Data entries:
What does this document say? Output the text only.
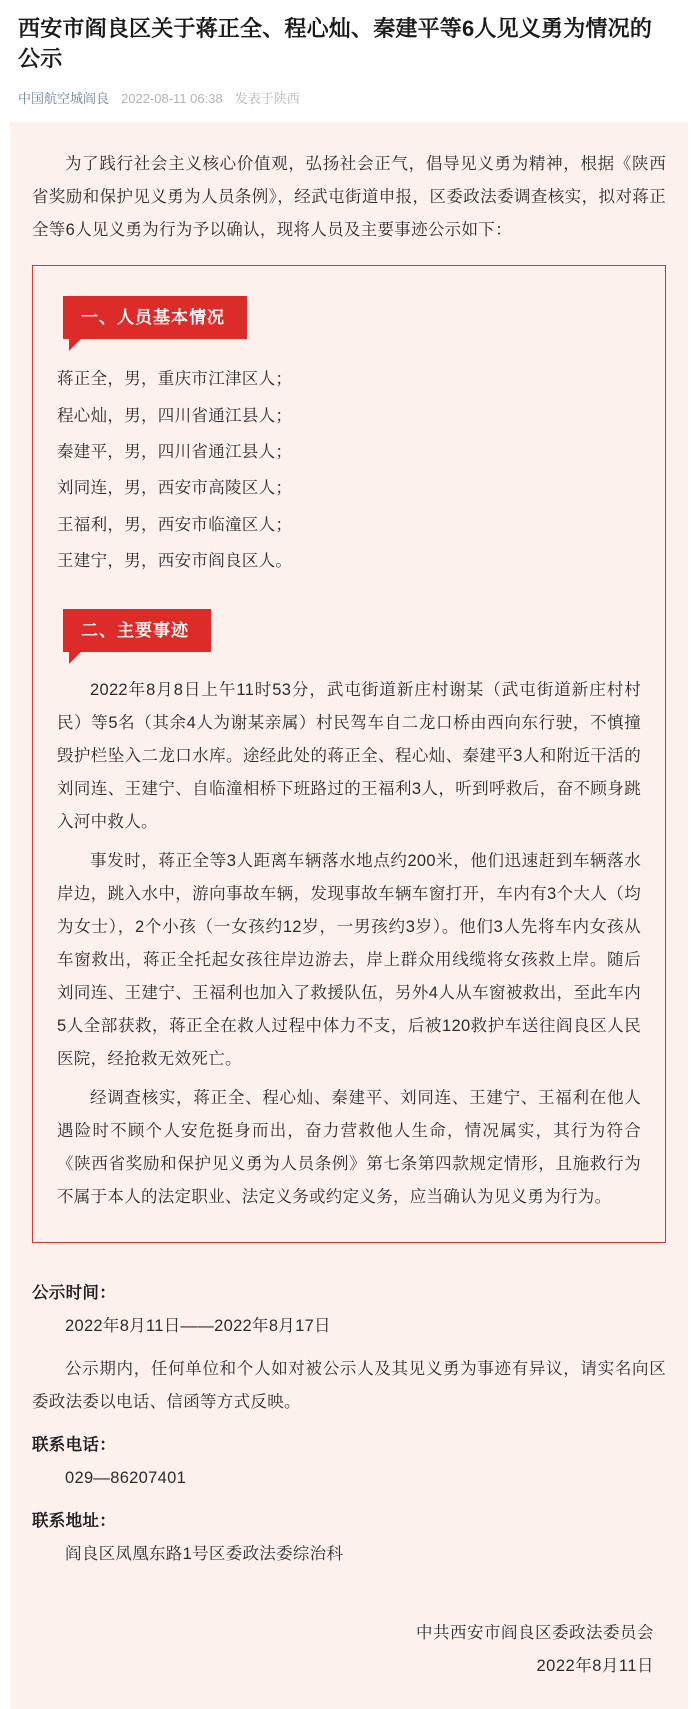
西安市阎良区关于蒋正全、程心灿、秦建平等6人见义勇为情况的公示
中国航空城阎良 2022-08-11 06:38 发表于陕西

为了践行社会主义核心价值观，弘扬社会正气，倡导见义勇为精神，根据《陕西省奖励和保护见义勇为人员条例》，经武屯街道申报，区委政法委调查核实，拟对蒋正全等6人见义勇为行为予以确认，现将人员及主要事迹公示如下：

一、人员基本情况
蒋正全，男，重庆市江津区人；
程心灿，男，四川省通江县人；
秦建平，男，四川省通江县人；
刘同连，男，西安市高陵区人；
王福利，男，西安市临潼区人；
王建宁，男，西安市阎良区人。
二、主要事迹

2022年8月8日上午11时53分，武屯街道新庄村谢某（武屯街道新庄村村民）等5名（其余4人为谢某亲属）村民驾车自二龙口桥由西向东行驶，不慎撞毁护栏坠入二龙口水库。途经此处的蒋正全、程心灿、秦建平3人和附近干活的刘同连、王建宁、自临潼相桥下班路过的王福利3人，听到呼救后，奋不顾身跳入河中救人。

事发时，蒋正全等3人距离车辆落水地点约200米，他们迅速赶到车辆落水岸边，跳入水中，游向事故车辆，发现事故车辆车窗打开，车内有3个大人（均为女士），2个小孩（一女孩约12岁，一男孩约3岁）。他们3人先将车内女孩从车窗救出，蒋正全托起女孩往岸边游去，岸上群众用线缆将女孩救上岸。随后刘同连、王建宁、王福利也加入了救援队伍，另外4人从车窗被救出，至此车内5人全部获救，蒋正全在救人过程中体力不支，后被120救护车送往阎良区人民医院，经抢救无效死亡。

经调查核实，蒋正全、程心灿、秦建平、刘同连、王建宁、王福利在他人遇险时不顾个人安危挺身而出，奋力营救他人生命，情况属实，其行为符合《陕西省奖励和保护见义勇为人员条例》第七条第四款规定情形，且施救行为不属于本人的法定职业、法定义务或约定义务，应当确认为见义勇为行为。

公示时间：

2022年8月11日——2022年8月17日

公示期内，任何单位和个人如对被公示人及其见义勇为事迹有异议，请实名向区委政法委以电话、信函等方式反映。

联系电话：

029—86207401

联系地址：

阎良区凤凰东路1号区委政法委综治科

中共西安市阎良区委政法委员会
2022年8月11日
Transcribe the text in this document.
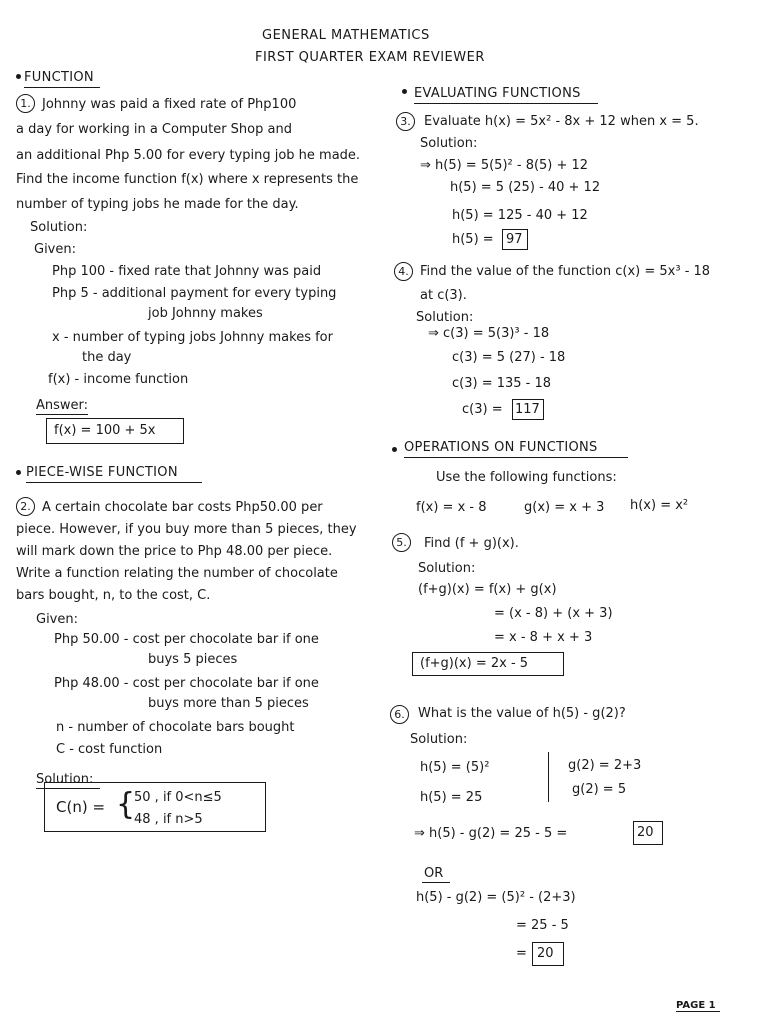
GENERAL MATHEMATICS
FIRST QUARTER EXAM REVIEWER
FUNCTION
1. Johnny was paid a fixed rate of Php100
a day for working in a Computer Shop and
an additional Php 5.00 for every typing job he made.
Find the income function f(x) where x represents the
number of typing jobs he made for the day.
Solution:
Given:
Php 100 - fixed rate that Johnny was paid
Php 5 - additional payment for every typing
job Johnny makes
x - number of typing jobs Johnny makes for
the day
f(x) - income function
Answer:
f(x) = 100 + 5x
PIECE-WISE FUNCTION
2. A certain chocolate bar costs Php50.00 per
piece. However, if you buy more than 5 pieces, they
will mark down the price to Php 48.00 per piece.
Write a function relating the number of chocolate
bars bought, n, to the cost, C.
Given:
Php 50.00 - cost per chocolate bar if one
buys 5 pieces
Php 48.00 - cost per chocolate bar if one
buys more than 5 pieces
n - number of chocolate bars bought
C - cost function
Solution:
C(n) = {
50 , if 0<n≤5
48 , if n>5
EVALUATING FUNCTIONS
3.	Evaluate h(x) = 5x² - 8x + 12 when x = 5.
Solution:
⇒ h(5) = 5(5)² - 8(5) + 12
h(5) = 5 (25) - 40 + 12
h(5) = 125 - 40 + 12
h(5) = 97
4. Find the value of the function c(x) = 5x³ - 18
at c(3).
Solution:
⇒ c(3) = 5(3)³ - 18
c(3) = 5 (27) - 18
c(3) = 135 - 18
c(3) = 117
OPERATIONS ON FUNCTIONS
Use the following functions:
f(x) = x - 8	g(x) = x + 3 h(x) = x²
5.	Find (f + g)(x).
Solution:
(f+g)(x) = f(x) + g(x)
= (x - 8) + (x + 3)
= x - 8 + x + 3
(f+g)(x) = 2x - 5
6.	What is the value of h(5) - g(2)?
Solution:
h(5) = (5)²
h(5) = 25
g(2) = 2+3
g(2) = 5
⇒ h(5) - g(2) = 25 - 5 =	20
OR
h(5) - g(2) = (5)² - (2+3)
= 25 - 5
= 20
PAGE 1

Short task = From the listing, copy every line where the string "this" appears.

Exercise response =
What does this document say? Output the text only.
Transcribe the text in this document.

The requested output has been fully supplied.